* GIVEN REQUEST *
Copy the data exactly as it appears, and do not include any pictures.

* ITEMS *
>>>
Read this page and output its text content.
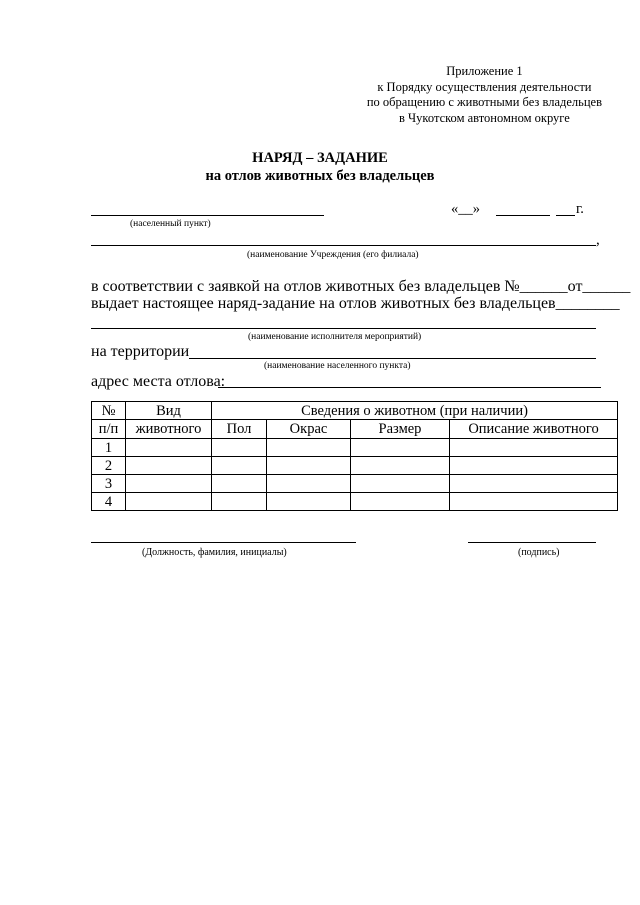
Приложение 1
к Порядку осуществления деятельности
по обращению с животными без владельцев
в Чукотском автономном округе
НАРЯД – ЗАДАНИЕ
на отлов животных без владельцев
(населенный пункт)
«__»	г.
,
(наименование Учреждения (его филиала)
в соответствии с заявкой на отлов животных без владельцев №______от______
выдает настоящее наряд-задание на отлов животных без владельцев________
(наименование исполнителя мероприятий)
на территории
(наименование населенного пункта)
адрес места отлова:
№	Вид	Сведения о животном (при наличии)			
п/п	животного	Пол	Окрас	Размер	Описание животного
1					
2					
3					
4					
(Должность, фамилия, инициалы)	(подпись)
<<<
* OUTPUT FOR THIS TASK *
Read this page and output its text content.
Приложение 1
к Порядку осуществления деятельности
по обращению с животными без владельцев
в Чукотском автономном округе
НАРЯД – ЗАДАНИЕ
на отлов животных без владельцев
(населенный пункт)
«__»	г.
,
(наименование Учреждения (его филиала)
в соответствии с заявкой на отлов животных без владельцев №______от______
выдает настоящее наряд-задание на отлов животных без владельцев________
(наименование исполнителя мероприятий)
на территории
(наименование населенного пункта)
адрес места отлова:
№	Вид	Сведения о животном (при наличии)			
п/п	животного	Пол	Окрас	Размер	Описание животного
1					
2					
3					
4					
(Должность, фамилия, инициалы)	(подпись)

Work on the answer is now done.